- [What this task involves]:
Give the number of lines that include the word "Czytasz", and nothing else.

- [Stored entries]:
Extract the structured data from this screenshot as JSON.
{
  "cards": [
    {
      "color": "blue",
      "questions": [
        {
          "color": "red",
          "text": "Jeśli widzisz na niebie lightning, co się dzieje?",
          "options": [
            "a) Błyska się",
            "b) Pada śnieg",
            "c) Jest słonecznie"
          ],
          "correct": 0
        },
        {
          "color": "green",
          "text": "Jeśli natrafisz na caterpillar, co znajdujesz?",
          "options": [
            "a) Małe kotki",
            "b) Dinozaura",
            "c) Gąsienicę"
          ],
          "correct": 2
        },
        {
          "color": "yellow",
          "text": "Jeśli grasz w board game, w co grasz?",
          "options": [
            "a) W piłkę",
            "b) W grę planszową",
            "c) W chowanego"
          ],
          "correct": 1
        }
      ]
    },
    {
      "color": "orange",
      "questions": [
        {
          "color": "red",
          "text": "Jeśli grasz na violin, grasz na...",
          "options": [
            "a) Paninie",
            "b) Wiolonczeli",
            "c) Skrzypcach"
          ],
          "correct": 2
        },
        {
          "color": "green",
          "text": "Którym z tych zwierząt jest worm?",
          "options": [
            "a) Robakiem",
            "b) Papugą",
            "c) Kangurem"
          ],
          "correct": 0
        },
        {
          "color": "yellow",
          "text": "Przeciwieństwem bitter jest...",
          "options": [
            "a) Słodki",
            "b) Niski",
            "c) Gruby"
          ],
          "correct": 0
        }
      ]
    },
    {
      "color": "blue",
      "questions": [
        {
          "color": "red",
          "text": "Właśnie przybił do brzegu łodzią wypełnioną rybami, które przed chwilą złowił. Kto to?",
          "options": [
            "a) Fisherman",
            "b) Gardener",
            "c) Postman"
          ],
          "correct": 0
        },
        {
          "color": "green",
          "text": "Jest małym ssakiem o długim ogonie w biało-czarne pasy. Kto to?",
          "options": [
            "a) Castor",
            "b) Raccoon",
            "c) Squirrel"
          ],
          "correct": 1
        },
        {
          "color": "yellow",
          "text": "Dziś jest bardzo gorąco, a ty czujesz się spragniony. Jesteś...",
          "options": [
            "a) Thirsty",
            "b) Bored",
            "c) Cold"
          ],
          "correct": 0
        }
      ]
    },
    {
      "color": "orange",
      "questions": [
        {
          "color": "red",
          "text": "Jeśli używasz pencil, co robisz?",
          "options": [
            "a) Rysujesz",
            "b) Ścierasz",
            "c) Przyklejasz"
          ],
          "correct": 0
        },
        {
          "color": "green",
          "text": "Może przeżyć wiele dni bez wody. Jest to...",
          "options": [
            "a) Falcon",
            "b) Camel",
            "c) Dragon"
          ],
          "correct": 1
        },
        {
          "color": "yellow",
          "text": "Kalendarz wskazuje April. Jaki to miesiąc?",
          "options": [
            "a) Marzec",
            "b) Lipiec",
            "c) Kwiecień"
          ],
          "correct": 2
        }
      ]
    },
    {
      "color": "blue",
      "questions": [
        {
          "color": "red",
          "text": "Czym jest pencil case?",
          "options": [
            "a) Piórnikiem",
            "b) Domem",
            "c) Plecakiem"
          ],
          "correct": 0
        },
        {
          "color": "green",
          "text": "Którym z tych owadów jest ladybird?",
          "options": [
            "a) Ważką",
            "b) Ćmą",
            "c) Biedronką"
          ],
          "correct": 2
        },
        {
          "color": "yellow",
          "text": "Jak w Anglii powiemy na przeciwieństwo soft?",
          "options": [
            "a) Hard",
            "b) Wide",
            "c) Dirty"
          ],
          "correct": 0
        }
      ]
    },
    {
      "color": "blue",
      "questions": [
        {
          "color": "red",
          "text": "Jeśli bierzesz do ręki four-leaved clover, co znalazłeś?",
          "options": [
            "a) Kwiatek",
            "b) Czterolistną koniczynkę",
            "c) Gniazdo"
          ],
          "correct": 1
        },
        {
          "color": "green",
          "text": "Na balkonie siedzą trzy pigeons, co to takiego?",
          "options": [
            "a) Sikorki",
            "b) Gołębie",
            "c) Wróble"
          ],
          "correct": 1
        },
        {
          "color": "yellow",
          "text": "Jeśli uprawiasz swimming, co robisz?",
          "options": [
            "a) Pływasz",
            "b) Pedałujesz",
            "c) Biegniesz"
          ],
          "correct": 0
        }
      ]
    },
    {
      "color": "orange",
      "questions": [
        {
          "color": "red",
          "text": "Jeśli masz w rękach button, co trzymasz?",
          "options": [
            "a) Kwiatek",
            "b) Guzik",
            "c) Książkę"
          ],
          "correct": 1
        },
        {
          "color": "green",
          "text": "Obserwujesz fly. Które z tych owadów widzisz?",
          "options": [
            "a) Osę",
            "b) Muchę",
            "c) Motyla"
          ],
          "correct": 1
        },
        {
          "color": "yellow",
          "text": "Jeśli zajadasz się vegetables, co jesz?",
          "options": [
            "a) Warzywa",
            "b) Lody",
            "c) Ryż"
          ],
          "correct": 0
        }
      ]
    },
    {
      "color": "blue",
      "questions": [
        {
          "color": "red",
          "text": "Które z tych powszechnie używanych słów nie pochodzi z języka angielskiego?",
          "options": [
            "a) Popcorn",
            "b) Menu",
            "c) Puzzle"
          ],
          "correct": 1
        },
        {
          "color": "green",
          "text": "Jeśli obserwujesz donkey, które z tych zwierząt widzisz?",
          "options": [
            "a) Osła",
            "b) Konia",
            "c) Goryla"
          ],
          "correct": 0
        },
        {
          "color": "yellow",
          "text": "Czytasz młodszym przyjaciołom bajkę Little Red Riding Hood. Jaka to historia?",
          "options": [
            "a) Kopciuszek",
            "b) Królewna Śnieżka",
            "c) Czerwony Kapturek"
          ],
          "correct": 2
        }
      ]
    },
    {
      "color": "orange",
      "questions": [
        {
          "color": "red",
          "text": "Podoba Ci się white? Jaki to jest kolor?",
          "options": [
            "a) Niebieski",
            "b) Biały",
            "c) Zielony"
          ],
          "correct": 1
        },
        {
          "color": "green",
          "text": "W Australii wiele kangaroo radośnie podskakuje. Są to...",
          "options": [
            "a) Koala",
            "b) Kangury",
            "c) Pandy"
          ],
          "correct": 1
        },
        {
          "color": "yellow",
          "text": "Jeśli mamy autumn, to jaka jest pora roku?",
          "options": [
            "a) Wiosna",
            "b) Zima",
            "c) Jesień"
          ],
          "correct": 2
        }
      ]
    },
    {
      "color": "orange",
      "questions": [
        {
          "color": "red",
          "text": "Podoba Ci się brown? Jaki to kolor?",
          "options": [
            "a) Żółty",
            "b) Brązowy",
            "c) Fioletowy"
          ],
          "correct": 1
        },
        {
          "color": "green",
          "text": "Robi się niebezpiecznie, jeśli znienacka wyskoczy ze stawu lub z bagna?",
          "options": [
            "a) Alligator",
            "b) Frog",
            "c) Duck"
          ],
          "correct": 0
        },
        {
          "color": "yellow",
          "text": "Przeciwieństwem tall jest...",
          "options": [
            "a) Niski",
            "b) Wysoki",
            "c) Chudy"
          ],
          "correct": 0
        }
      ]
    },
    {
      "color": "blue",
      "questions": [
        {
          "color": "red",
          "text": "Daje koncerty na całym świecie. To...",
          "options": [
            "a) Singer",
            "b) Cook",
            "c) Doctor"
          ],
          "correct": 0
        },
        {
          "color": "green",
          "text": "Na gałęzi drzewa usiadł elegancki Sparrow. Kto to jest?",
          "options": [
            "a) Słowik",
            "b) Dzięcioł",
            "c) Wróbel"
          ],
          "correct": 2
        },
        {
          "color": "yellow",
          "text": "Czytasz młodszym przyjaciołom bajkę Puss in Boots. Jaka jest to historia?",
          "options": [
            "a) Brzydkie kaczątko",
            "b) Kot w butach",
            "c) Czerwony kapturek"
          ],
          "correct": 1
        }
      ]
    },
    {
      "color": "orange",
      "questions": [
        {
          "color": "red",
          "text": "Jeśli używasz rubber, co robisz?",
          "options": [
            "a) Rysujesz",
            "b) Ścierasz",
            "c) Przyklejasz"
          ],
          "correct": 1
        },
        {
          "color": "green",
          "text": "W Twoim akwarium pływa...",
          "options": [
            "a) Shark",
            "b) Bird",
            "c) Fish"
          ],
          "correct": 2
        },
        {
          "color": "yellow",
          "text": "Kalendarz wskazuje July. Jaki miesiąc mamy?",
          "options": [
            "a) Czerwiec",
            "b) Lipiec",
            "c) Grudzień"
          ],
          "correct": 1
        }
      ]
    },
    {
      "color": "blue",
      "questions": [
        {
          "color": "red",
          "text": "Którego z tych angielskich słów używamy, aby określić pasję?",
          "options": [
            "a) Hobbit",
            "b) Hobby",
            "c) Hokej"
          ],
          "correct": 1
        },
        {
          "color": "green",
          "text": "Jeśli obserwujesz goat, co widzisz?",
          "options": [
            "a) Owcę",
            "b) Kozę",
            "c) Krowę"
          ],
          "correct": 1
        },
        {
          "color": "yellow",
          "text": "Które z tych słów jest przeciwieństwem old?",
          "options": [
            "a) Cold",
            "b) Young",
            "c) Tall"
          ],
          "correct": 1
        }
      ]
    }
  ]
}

- [Exercise answer]:
2